* **WORK REQUIRED**
Scan the lines below; pull out those with "time".

* **EXCERPTED DATA**
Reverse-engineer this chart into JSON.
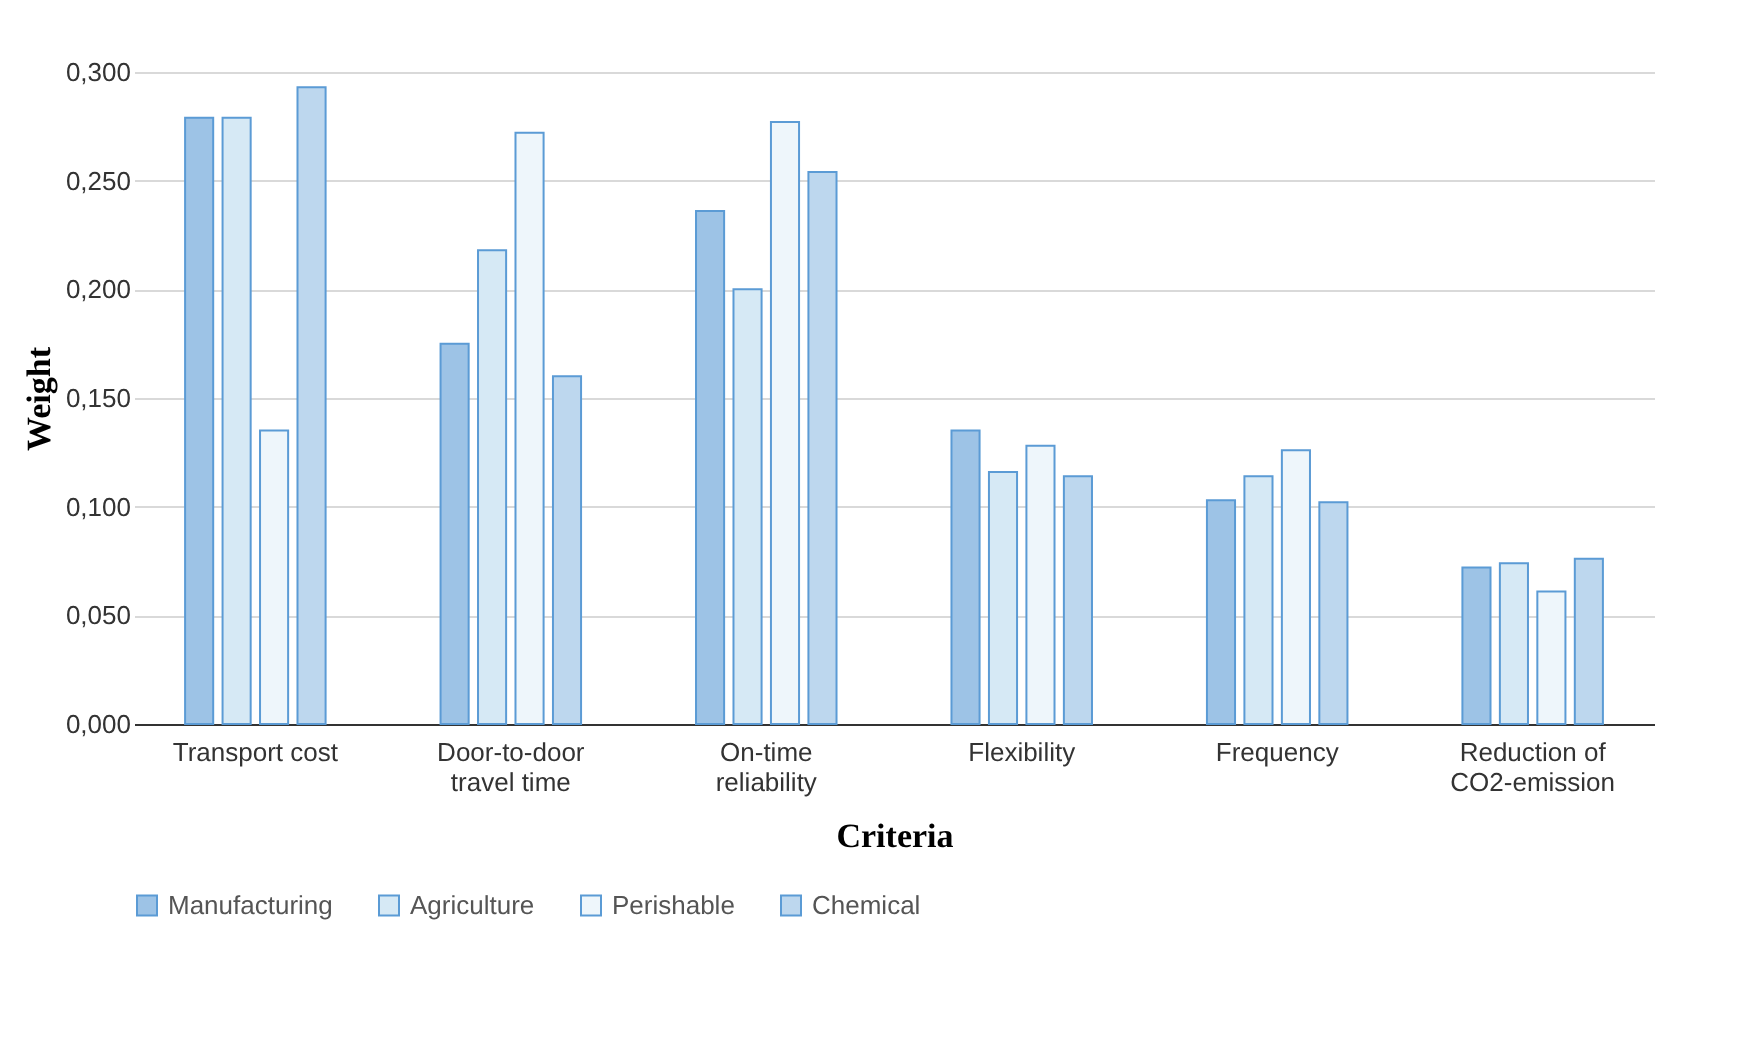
{
  "chart_data": {
    "type": "bar",
    "xlabel": "Criteria",
    "ylabel": "Weight",
    "categories": [
      "Transport cost",
      "Door-to-door travel time",
      "On-time reliability",
      "Flexibility",
      "Frequency",
      "Reduction of CO2-emission"
    ],
    "series": [
      {
        "name": "Manufacturing",
        "color": "#9dc3e6",
        "values": [
          0.279,
          0.175,
          0.236,
          0.135,
          0.103,
          0.072
        ]
      },
      {
        "name": "Agriculture",
        "color": "#d6e9f5",
        "values": [
          0.279,
          0.218,
          0.2,
          0.116,
          0.114,
          0.074
        ]
      },
      {
        "name": "Perishable",
        "color": "#eef6fb",
        "values": [
          0.135,
          0.272,
          0.277,
          0.128,
          0.126,
          0.061
        ]
      },
      {
        "name": "Chemical",
        "color": "#bdd7ee",
        "values": [
          0.293,
          0.16,
          0.254,
          0.114,
          0.102,
          0.076
        ]
      }
    ],
    "ylim": [
      0,
      0.3
    ],
    "yticks": [
      {
        "value": 0,
        "label": "0,000"
      },
      {
        "value": 0.05,
        "label": "0,050"
      },
      {
        "value": 0.1,
        "label": "0,100"
      },
      {
        "value": 0.15,
        "label": "0,150"
      },
      {
        "value": 0.2,
        "label": "0,200"
      },
      {
        "value": 0.25,
        "label": "0,250"
      },
      {
        "value": 0.3,
        "label": "0,300"
      }
    ],
    "grid": "y",
    "legend": "bottom"
  }
}
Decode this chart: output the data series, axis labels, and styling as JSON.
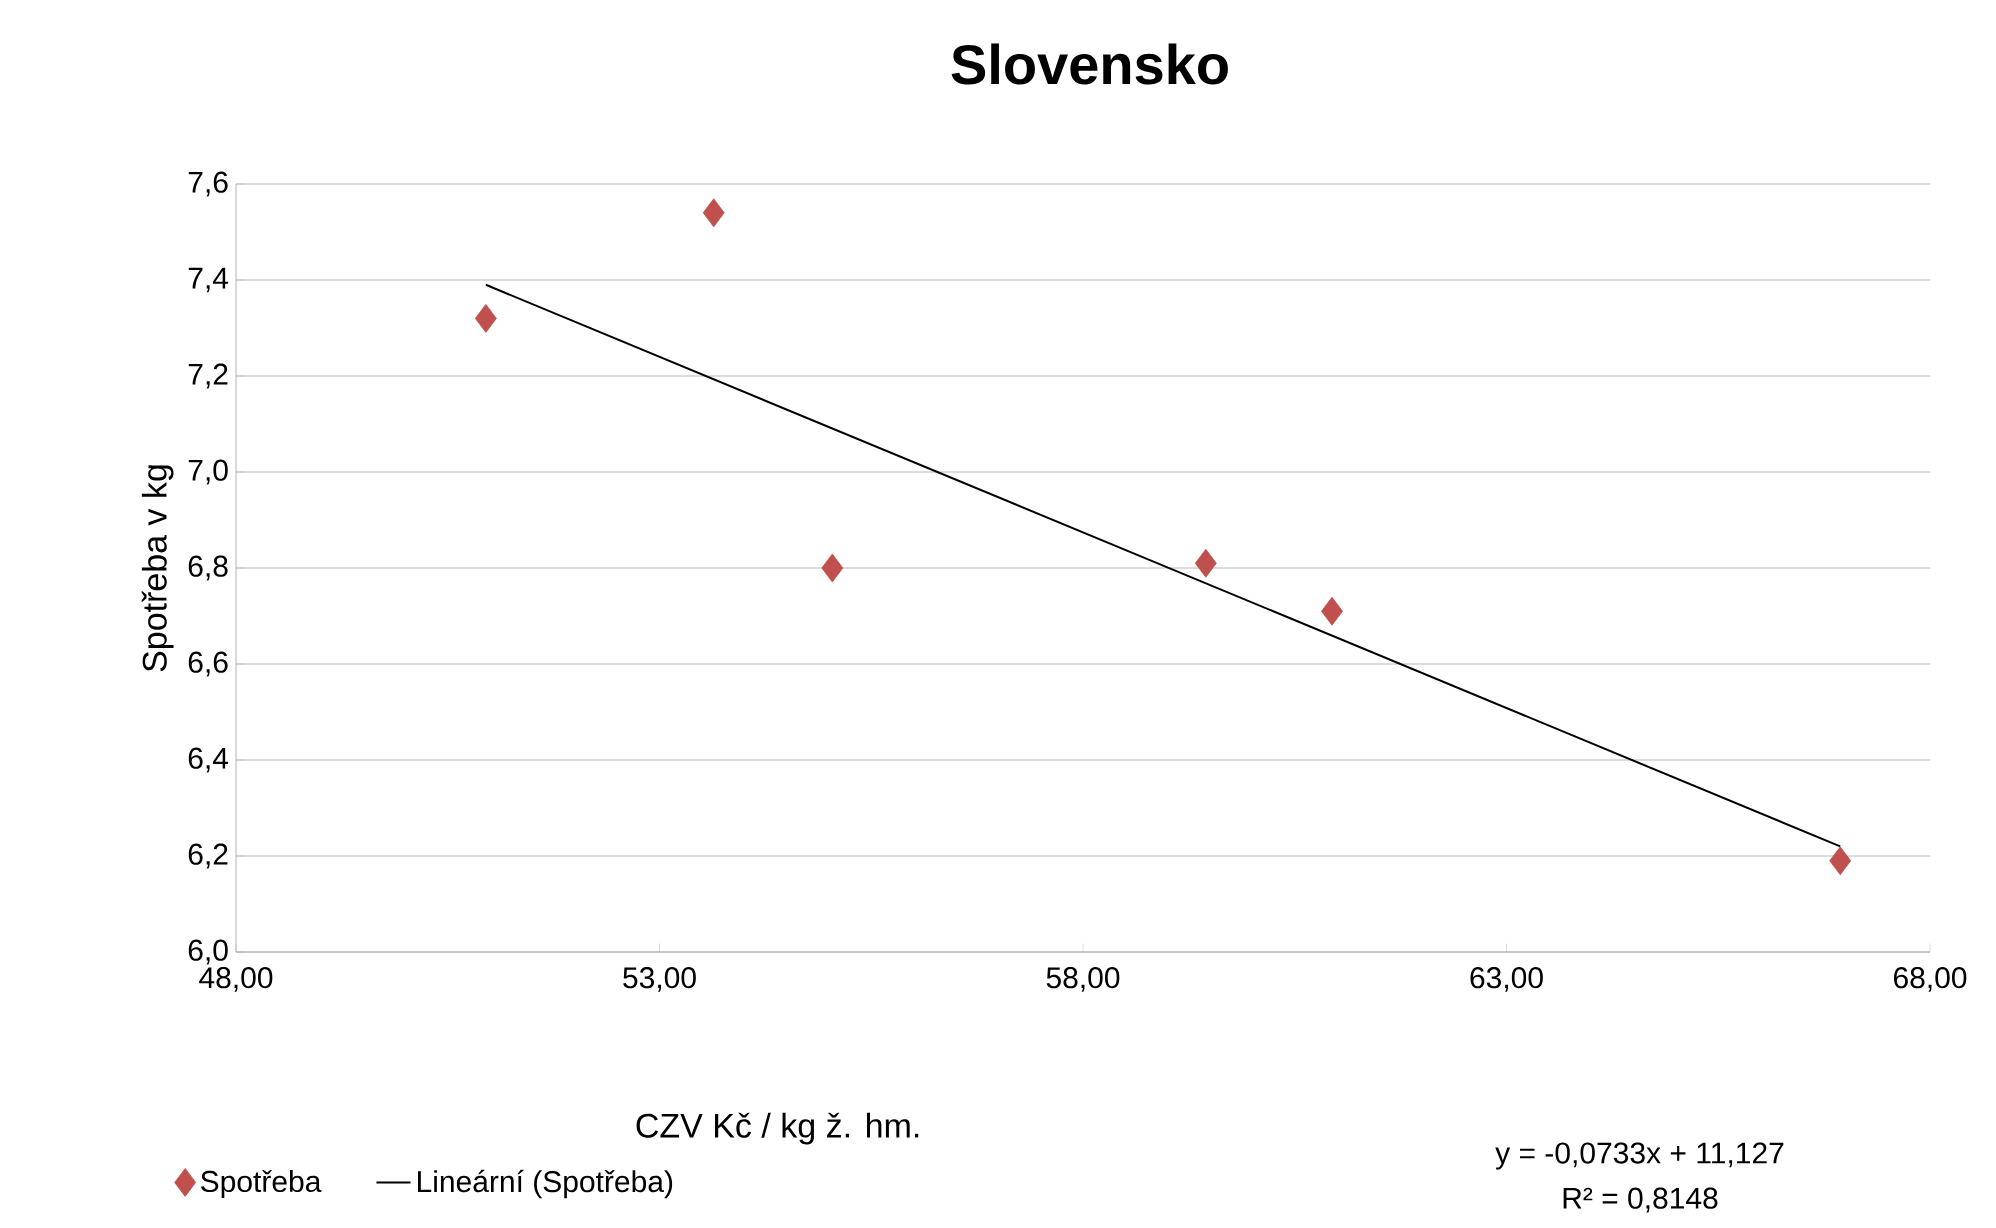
{
  "chart_data": {
    "type": "scatter",
    "title": "Slovensko",
    "xlabel": "CZV Kč / kg ž. hm.",
    "ylabel": "Spotřeba v kg",
    "series": [
      {
        "name": "Spotřeba",
        "color": "#c0504d",
        "marker": "diamond",
        "x": [
          50.95,
          53.64,
          55.04,
          59.45,
          60.94,
          66.94
        ],
        "values": [
          7.32,
          7.54,
          6.8,
          6.81,
          6.71,
          6.19
        ]
      },
      {
        "name": "Lineární (Spotřeba)",
        "type": "line",
        "color": "#000000",
        "line_style": "solid",
        "x": [
          50.95,
          66.94
        ],
        "values": [
          7.39,
          6.22
        ]
      }
    ],
    "xlim": [
      48,
      68
    ],
    "xticks": [
      {
        "value": 48,
        "label": "48,00"
      },
      {
        "value": 53,
        "label": "53,00"
      },
      {
        "value": 58,
        "label": "58,00"
      },
      {
        "value": 63,
        "label": "63,00"
      },
      {
        "value": 68,
        "label": "68,00"
      }
    ],
    "ylim": [
      6.0,
      7.6
    ],
    "yticks": [
      {
        "value": 6.0,
        "label": "6,0"
      },
      {
        "value": 6.2,
        "label": "6,2"
      },
      {
        "value": 6.4,
        "label": "6,4"
      },
      {
        "value": 6.6,
        "label": "6,6"
      },
      {
        "value": 6.8,
        "label": "6,8"
      },
      {
        "value": 7.0,
        "label": "7,0"
      },
      {
        "value": 7.2,
        "label": "7,2"
      },
      {
        "value": 7.4,
        "label": "7,4"
      },
      {
        "value": 7.6,
        "label": "7,6"
      }
    ],
    "grid": "y",
    "legend": "bottom",
    "annotations": [
      "y = -0,0733x + 11,127",
      "R² = 0,8148"
    ]
  }
}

* **REPLY TO THE EXERCISE**
      "Door-to-door travel time",
      "On-time reliability",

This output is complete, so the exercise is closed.